→ **Page extract**

↓↓↓

I need help with some Ap Chemistry

2C3H5(NO3)3 (l) → 3N2 (g) + ½ O2 (g) + 6CO2 (g) + 5H2O (g)

(a) ∆H_rxn = ∑n∆H_products - ∑n∆H_reactants

∑n∆H_products = 3x0 + 1/2x0 + 6x-393.5 + 5x-241.8 = -3570 kJ

∑n∆H_reactants = 2x-364 = -728 kJ

∆H_rxn = -3570 kJ - (-728 kJ)

∆H_rxn = -2842 kJ

(b) 18.0 g NG x 1 mol NG/227 g x -2842 kJ/2 mol NG = -225 kJ

(c) 25ºC and 1 atm = STP and at STP 1 mol of gas = 22.4 liters

500.0 kJ x 3 mol N2/-2842 kJ x 22.4 L/mol = 11.8 L N2 gas

(d) For this rx to be favored, the ∆G should be negative.

↑↑↑

→ **Task description**
Could you proceed with the nitroglycerin chemistry post above, picking up right after its final sentence?

→ **Dataset content**
↓↓↓

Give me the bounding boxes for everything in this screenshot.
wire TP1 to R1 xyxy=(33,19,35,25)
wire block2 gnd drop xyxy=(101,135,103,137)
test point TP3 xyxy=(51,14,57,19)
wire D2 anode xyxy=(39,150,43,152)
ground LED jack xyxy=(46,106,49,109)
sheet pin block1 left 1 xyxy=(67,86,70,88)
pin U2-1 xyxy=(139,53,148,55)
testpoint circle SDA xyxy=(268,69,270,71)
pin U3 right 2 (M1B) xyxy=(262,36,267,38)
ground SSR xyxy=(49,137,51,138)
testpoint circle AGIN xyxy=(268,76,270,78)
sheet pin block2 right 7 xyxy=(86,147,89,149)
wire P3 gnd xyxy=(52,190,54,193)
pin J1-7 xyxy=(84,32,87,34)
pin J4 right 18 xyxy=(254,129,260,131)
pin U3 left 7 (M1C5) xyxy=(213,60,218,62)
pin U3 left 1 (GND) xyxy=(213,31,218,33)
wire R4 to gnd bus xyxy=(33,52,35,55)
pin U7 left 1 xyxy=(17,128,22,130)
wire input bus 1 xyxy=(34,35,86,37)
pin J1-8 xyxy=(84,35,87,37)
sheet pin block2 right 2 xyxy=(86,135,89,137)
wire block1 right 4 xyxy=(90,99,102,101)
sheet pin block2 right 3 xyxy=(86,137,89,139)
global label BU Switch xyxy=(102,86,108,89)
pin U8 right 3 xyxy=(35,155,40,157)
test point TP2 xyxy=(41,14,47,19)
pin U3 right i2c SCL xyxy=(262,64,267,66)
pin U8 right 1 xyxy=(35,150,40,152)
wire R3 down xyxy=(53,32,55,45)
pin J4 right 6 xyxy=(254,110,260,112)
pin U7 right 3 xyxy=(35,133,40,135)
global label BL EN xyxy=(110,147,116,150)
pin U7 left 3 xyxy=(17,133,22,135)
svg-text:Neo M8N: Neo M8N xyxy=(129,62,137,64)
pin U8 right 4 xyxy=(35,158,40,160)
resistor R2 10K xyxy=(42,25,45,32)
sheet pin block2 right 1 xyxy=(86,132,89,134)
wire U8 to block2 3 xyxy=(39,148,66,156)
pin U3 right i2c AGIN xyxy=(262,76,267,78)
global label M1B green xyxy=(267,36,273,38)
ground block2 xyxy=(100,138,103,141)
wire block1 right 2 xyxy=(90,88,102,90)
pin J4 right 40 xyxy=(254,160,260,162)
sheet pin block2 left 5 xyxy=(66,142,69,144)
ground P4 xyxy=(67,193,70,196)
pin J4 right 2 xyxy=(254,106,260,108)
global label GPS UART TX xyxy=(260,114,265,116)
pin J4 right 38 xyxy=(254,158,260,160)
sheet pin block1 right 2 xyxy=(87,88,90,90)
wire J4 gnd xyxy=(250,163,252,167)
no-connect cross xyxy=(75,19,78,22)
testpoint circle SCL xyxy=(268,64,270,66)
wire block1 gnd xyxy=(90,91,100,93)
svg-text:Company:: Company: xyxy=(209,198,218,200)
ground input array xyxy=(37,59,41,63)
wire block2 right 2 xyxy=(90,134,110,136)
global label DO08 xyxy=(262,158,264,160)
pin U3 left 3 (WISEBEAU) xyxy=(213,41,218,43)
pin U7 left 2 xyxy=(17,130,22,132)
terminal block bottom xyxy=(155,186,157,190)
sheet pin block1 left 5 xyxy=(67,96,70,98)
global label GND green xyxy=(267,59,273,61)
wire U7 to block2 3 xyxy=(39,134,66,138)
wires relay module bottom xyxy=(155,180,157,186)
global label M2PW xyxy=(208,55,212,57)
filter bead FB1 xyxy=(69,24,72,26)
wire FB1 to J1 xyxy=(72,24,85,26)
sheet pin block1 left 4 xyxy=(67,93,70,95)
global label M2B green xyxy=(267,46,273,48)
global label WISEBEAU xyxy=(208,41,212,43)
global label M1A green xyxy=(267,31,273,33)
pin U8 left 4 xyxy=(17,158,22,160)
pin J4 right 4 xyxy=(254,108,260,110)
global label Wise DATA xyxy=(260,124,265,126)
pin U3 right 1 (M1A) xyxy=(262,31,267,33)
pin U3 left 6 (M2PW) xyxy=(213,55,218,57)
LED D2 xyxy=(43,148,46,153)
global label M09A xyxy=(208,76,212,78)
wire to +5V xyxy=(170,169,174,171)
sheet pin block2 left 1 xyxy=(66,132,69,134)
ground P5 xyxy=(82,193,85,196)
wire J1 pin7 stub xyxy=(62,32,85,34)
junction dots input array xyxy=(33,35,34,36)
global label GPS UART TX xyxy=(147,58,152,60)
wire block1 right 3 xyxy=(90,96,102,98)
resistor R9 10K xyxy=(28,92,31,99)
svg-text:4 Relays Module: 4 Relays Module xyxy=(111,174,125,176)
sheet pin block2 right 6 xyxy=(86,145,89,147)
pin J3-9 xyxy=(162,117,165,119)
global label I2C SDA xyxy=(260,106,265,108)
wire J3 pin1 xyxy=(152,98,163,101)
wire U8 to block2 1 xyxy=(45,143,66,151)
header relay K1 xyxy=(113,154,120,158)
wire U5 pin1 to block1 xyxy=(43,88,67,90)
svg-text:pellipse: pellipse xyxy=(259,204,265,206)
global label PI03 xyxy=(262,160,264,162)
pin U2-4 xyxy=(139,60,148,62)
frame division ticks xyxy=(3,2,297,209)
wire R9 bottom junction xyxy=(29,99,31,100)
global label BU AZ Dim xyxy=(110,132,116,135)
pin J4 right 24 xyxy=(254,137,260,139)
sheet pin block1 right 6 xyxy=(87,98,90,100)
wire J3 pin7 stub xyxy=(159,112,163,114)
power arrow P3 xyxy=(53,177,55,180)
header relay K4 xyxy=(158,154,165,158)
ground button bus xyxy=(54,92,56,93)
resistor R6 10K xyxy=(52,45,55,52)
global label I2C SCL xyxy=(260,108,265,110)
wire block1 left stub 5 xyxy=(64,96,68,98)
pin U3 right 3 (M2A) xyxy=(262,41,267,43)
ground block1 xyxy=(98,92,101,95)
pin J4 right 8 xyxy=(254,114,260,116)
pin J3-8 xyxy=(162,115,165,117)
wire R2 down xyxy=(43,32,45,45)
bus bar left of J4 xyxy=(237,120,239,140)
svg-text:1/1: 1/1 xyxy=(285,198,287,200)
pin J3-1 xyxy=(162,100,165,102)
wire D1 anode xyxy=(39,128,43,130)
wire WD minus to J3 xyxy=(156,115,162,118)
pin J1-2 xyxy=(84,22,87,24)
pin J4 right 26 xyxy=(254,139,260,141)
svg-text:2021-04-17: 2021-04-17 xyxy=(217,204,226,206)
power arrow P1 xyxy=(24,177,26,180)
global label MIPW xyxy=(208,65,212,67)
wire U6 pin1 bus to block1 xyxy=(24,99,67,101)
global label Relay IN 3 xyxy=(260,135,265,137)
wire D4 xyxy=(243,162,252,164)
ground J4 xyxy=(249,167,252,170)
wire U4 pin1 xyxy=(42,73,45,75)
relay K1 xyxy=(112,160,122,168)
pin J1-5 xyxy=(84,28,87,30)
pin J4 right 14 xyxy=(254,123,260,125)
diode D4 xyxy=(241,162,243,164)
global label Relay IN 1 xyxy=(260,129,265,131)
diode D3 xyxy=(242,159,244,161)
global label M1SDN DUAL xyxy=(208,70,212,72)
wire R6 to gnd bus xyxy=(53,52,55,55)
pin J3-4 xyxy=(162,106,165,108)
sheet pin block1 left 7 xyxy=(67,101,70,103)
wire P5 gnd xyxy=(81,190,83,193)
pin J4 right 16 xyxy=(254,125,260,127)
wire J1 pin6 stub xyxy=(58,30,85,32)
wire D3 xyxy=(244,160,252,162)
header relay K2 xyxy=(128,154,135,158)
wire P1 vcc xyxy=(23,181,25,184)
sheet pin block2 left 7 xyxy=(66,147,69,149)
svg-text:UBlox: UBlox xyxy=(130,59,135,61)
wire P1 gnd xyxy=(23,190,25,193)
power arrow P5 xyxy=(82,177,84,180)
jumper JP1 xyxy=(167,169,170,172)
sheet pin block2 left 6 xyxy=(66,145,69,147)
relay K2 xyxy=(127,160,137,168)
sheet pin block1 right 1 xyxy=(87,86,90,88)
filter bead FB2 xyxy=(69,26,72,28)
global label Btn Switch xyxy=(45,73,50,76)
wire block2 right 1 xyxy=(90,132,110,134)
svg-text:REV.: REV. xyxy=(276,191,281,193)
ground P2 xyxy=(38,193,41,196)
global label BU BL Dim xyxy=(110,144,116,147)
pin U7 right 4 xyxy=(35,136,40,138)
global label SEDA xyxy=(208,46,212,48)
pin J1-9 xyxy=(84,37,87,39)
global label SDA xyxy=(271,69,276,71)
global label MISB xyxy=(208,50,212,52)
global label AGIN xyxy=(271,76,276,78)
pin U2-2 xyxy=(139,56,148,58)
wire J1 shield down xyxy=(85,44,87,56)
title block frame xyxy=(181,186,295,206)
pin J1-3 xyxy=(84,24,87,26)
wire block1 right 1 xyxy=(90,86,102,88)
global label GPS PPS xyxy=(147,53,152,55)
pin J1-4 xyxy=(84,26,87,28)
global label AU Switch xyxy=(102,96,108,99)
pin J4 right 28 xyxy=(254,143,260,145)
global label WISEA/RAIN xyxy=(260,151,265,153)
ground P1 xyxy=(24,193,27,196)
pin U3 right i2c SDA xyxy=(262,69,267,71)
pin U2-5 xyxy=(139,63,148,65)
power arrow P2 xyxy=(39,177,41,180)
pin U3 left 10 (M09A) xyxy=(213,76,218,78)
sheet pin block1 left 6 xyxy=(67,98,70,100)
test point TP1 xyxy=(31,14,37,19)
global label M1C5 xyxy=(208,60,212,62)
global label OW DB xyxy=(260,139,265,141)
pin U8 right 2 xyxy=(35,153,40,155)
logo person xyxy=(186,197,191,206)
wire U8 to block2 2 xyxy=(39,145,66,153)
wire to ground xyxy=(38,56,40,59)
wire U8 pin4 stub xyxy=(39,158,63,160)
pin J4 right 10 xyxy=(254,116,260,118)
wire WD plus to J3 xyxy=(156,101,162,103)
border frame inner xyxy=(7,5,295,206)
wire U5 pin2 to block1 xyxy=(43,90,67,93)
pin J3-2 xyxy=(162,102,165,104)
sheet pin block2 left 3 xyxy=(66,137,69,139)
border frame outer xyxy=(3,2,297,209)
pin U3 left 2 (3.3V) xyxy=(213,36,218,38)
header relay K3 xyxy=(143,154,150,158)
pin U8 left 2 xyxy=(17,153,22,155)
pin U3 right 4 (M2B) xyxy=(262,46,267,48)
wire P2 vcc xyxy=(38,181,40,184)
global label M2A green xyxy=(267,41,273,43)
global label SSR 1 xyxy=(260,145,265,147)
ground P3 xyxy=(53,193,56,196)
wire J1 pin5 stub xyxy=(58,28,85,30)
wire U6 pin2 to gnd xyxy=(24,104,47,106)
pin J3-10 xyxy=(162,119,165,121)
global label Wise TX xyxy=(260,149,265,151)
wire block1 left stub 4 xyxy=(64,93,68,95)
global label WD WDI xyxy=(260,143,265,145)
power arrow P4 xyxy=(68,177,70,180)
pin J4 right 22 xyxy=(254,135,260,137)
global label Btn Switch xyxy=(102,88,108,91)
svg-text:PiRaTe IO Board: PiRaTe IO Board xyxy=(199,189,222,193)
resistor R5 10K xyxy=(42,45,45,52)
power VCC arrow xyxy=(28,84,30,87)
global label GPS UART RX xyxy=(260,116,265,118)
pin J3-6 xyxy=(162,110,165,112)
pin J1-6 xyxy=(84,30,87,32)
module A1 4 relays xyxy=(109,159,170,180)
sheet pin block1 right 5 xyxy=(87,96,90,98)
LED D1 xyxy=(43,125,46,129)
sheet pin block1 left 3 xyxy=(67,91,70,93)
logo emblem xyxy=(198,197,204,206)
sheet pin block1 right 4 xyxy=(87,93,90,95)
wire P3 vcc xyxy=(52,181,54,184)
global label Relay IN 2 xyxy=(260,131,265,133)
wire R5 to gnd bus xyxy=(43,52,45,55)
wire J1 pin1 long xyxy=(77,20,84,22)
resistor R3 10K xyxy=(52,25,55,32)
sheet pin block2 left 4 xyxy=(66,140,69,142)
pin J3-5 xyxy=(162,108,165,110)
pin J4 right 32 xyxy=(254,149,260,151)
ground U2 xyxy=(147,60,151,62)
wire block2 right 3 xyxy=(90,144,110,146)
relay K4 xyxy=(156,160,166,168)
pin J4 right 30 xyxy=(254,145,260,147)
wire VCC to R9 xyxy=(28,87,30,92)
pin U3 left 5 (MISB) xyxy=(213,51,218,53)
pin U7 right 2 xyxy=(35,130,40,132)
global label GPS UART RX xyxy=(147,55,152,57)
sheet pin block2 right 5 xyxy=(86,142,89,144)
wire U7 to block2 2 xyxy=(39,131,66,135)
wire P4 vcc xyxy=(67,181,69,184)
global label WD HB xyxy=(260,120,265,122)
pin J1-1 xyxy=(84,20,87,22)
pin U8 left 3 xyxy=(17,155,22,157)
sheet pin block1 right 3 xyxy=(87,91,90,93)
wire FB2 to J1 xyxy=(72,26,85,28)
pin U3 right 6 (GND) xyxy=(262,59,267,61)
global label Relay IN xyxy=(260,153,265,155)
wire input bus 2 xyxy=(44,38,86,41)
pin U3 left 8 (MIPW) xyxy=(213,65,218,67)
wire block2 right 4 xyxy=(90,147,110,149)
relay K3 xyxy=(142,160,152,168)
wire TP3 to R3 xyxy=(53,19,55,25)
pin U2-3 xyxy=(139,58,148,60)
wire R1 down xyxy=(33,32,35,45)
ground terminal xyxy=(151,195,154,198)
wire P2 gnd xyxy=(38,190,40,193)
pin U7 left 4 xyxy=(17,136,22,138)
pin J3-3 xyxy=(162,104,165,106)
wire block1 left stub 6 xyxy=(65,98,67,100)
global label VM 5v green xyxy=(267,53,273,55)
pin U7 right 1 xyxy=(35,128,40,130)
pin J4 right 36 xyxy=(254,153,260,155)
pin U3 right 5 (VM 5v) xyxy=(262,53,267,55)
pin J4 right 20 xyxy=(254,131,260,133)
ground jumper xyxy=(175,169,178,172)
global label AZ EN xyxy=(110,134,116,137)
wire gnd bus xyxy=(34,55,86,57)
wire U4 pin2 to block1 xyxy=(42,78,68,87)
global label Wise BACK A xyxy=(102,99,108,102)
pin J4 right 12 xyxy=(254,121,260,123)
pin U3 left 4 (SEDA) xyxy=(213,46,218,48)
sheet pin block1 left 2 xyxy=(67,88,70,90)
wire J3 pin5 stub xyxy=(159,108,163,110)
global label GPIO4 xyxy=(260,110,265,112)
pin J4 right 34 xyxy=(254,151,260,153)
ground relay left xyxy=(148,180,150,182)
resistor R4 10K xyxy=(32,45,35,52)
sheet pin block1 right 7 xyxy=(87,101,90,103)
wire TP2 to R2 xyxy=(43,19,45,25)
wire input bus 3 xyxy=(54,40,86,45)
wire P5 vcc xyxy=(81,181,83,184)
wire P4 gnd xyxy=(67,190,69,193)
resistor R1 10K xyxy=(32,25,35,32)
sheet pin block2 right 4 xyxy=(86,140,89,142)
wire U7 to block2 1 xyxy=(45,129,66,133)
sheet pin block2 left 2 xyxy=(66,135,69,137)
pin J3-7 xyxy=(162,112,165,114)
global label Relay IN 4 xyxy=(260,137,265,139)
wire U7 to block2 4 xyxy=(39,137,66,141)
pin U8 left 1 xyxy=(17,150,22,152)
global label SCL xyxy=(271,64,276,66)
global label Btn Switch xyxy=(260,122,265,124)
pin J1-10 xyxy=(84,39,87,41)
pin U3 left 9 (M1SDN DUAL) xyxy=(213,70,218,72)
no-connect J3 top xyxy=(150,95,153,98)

↑↑↑

→ **Answer section**
∆G = ∆H - T∆S

∆G = -2842 - T(0.156) note:changed units of ∆S to agree with units of ∆H

∆G = -2842 - (298x0.156) = -2842 - (- 46.5)

∆G = ~ -2780 kJ

The reaction would be thermodynamically favored at 25ºC because ∆G is negative at this temperature.